EXERCISE: Locate each line below that includes "实习期间" and reproduce it.

Saved entries:
- - -
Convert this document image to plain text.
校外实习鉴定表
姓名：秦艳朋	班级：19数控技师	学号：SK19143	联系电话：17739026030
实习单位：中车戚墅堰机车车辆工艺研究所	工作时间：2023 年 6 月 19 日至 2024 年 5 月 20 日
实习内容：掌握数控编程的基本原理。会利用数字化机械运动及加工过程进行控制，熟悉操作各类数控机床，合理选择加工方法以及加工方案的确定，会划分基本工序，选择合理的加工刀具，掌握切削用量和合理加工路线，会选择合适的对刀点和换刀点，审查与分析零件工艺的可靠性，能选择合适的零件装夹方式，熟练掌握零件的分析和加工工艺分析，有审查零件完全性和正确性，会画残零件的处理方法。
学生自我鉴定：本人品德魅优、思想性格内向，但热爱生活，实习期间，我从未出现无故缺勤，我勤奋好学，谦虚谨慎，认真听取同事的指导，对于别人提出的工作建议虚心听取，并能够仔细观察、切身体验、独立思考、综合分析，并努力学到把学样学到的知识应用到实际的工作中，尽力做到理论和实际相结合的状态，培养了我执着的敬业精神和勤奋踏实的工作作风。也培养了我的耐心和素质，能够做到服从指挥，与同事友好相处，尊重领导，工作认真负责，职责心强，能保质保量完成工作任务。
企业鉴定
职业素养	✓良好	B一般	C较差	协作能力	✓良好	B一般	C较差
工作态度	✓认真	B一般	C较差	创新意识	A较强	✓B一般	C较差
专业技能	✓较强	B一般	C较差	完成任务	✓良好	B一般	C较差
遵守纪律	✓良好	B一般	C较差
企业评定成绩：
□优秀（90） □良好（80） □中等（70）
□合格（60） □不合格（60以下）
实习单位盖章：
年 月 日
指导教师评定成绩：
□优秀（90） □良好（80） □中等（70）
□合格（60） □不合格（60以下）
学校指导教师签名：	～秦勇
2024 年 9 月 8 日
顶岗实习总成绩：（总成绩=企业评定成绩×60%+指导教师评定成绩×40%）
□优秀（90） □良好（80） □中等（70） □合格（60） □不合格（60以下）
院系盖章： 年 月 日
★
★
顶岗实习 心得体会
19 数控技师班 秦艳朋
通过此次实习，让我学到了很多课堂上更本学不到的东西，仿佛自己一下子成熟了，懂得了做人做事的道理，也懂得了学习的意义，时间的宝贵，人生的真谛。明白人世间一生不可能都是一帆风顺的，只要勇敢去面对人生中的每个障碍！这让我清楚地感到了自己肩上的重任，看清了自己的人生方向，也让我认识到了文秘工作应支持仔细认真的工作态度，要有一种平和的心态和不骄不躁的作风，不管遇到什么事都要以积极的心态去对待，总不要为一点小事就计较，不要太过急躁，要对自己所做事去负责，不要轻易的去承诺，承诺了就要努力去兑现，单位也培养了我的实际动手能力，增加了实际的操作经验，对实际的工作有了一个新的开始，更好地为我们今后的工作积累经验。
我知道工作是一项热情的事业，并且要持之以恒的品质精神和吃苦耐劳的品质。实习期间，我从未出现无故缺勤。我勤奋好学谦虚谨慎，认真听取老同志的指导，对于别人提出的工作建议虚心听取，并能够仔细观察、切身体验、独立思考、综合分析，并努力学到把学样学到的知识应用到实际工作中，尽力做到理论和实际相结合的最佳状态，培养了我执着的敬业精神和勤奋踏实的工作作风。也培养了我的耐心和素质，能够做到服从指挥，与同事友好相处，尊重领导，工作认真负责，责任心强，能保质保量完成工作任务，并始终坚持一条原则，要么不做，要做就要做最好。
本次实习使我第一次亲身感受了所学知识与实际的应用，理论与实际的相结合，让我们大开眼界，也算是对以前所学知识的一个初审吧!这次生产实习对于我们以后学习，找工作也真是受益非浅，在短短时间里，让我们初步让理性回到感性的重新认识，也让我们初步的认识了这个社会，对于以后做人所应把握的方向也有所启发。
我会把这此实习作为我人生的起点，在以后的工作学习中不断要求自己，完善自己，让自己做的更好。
- - -
SOLUTION FOR THIS EXERCISE:
学生自我鉴定：本人品德魅优、思想性格内向，但热爱生活，实习期间，我从未出现无故缺勤，我勤奋好学，谦虚谨慎，认真听取同事的指导，对于别人提出的工作建议虚心听取，并能够仔细观察、切身体验、独立思考、综合分析，并努力学到把学样学到的知识应用到实际的工作中，尽力做到理论和实际相结合的状态，培养了我执着的敬业精神和勤奋踏实的工作作风。也培养了我的耐心和素质，能够做到服从指挥，与同事友好相处，尊重领导，工作认真负责，职责心强，能保质保量完成工作任务。
我知道工作是一项热情的事业，并且要持之以恒的品质精神和吃苦耐劳的品质。实习期间，我从未出现无故缺勤。我勤奋好学谦虚谨慎，认真听取老同志的指导，对于别人提出的工作建议虚心听取，并能够仔细观察、切身体验、独立思考、综合分析，并努力学到把学样学到的知识应用到实际工作中，尽力做到理论和实际相结合的最佳状态，培养了我执着的敬业精神和勤奋踏实的工作作风。也培养了我的耐心和素质，能够做到服从指挥，与同事友好相处，尊重领导，工作认真负责，责任心强，能保质保量完成工作任务，并始终坚持一条原则，要么不做，要做就要做最好。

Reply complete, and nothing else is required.